GIVEN REQUEST »
Every record must be repeated exactly, with no omission.

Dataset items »
* begin *

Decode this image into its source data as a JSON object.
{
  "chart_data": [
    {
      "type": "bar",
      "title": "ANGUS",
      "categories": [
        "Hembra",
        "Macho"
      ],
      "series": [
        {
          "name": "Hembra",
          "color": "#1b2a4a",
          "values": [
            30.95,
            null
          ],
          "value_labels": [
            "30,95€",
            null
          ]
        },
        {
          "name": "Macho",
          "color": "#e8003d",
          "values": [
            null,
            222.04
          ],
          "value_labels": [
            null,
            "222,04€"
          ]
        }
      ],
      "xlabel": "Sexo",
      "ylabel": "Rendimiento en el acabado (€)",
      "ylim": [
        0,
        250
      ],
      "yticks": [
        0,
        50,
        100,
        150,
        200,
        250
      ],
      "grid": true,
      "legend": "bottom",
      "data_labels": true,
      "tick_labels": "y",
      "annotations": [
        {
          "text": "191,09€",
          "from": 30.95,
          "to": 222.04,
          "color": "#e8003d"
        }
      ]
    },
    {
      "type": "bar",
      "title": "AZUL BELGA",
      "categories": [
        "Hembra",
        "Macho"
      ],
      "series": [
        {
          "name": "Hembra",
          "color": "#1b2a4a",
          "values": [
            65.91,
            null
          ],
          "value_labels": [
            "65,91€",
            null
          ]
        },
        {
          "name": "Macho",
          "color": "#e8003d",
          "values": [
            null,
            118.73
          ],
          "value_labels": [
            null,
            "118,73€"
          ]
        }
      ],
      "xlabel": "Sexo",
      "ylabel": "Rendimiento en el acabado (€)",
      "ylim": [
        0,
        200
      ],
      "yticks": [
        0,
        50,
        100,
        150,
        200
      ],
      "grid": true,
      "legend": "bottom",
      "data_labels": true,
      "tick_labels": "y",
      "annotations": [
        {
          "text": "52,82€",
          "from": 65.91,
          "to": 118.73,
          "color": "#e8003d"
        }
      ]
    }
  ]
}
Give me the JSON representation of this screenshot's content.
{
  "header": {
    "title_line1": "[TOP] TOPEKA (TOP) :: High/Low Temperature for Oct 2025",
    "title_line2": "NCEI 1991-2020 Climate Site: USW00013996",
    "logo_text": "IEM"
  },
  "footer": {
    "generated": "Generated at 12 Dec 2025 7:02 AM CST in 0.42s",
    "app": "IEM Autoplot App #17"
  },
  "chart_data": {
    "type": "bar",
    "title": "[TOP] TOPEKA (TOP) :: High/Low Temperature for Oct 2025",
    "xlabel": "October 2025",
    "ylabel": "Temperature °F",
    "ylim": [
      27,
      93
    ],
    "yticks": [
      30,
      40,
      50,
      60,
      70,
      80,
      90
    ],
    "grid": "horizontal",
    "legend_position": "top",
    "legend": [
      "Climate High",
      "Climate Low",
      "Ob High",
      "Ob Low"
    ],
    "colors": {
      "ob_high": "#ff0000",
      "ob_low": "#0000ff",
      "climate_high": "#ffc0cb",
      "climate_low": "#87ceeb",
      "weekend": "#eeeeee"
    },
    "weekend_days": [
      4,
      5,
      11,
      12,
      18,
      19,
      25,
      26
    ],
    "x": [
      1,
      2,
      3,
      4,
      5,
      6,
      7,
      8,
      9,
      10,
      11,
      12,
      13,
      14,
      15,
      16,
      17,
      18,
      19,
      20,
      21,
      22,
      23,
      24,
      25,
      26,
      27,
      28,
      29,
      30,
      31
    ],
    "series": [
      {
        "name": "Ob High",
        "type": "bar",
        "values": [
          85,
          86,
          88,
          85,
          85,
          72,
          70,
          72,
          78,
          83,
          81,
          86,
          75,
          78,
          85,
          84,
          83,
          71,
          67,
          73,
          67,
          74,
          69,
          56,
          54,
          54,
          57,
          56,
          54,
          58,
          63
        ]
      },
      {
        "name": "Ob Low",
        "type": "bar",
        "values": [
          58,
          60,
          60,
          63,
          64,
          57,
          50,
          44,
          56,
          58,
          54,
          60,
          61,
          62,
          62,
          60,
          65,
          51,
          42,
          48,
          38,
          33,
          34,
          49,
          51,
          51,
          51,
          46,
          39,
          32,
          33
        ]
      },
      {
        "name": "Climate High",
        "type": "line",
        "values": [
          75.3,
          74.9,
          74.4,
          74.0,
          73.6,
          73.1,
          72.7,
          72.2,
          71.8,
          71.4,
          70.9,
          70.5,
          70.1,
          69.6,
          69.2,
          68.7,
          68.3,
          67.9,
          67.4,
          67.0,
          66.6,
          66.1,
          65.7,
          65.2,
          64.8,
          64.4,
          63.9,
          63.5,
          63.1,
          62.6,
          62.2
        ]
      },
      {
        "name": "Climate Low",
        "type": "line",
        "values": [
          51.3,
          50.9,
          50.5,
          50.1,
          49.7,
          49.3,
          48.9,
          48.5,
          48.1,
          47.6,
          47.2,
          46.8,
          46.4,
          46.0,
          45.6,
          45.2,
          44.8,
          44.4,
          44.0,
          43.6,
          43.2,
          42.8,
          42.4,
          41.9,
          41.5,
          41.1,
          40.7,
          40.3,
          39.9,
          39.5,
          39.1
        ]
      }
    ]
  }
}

* end *

REPLY »
Decode this image into its source data as a JSON object.
{
  "chart_data": [
    {
      "type": "bar",
      "title": "ANGUS",
      "categories": [
        "Hembra",
        "Macho"
      ],
      "series": [
        {
          "name": "Hembra",
          "color": "#1b2a4a",
          "values": [
            30.95,
            null
          ],
          "value_labels": [
            "30,95€",
            null
          ]
        },
        {
          "name": "Macho",
          "color": "#e8003d",
          "values": [
            null,
            222.04
          ],
          "value_labels": [
            null,
            "222,04€"
          ]
        }
      ],
      "xlabel": "Sexo",
      "ylabel": "Rendimiento en el acabado (€)",
      "ylim": [
        0,
        250
      ],
      "yticks": [
        0,
        50,
        100,
        150,
        200,
        250
      ],
      "grid": true,
      "legend": "bottom",
      "data_labels": true,
      "tick_labels": "y",
      "annotations": [
        {
          "text": "191,09€",
          "from": 30.95,
          "to": 222.04,
          "color": "#e8003d"
        }
      ]
    },
    {
      "type": "bar",
      "title": "AZUL BELGA",
      "categories": [
        "Hembra",
        "Macho"
      ],
      "series": [
        {
          "name": "Hembra",
          "color": "#1b2a4a",
          "values": [
            65.91,
            null
          ],
          "value_labels": [
            "65,91€",
            null
          ]
        },
        {
          "name": "Macho",
          "color": "#e8003d",
          "values": [
            null,
            118.73
          ],
          "value_labels": [
            null,
            "118,73€"
          ]
        }
      ],
      "xlabel": "Sexo",
      "ylabel": "Rendimiento en el acabado (€)",
      "ylim": [
        0,
        200
      ],
      "yticks": [
        0,
        50,
        100,
        150,
        200
      ],
      "grid": true,
      "legend": "bottom",
      "data_labels": true,
      "tick_labels": "y",
      "annotations": [
        {
          "text": "52,82€",
          "from": 65.91,
          "to": 118.73,
          "color": "#e8003d"
        }
      ]
    }
  ]
}
Give me the JSON representation of this screenshot's content.
{
  "header": {
    "title_line1": "[TOP] TOPEKA (TOP) :: High/Low Temperature for Oct 2025",
    "title_line2": "NCEI 1991-2020 Climate Site: USW00013996",
    "logo_text": "IEM"
  },
  "footer": {
    "generated": "Generated at 12 Dec 2025 7:02 AM CST in 0.42s",
    "app": "IEM Autoplot App #17"
  },
  "chart_data": {
    "type": "bar",
    "title": "[TOP] TOPEKA (TOP) :: High/Low Temperature for Oct 2025",
    "xlabel": "October 2025",
    "ylabel": "Temperature °F",
    "ylim": [
      27,
      93
    ],
    "yticks": [
      30,
      40,
      50,
      60,
      70,
      80,
      90
    ],
    "grid": "horizontal",
    "legend_position": "top",
    "legend": [
      "Climate High",
      "Climate Low",
      "Ob High",
      "Ob Low"
    ],
    "colors": {
      "ob_high": "#ff0000",
      "ob_low": "#0000ff",
      "climate_high": "#ffc0cb",
      "climate_low": "#87ceeb",
      "weekend": "#eeeeee"
    },
    "weekend_days": [
      4,
      5,
      11,
      12,
      18,
      19,
      25,
      26
    ],
    "x": [
      1,
      2,
      3,
      4,
      5,
      6,
      7,
      8,
      9,
      10,
      11,
      12,
      13,
      14,
      15,
      16,
      17,
      18,
      19,
      20,
      21,
      22,
      23,
      24,
      25,
      26,
      27,
      28,
      29,
      30,
      31
    ],
    "series": [
      {
        "name": "Ob High",
        "type": "bar",
        "values": [
          85,
          86,
          88,
          85,
          85,
          72,
          70,
          72,
          78,
          83,
          81,
          86,
          75,
          78,
          85,
          84,
          83,
          71,
          67,
          73,
          67,
          74,
          69,
          56,
          54,
          54,
          57,
          56,
          54,
          58,
          63
        ]
      },
      {
        "name": "Ob Low",
        "type": "bar",
        "values": [
          58,
          60,
          60,
          63,
          64,
          57,
          50,
          44,
          56,
          58,
          54,
          60,
          61,
          62,
          62,
          60,
          65,
          51,
          42,
          48,
          38,
          33,
          34,
          49,
          51,
          51,
          51,
          46,
          39,
          32,
          33
        ]
      },
      {
        "name": "Climate High",
        "type": "line",
        "values": [
          75.3,
          74.9,
          74.4,
          74.0,
          73.6,
          73.1,
          72.7,
          72.2,
          71.8,
          71.4,
          70.9,
          70.5,
          70.1,
          69.6,
          69.2,
          68.7,
          68.3,
          67.9,
          67.4,
          67.0,
          66.6,
          66.1,
          65.7,
          65.2,
          64.8,
          64.4,
          63.9,
          63.5,
          63.1,
          62.6,
          62.2
        ]
      },
      {
        "name": "Climate Low",
        "type": "line",
        "values": [
          51.3,
          50.9,
          50.5,
          50.1,
          49.7,
          49.3,
          48.9,
          48.5,
          48.1,
          47.6,
          47.2,
          46.8,
          46.4,
          46.0,
          45.6,
          45.2,
          44.8,
          44.4,
          44.0,
          43.6,
          43.2,
          42.8,
          42.4,
          41.9,
          41.5,
          41.1,
          40.7,
          40.3,
          39.9,
          39.5,
          39.1
        ]
      }
    ]
  }
}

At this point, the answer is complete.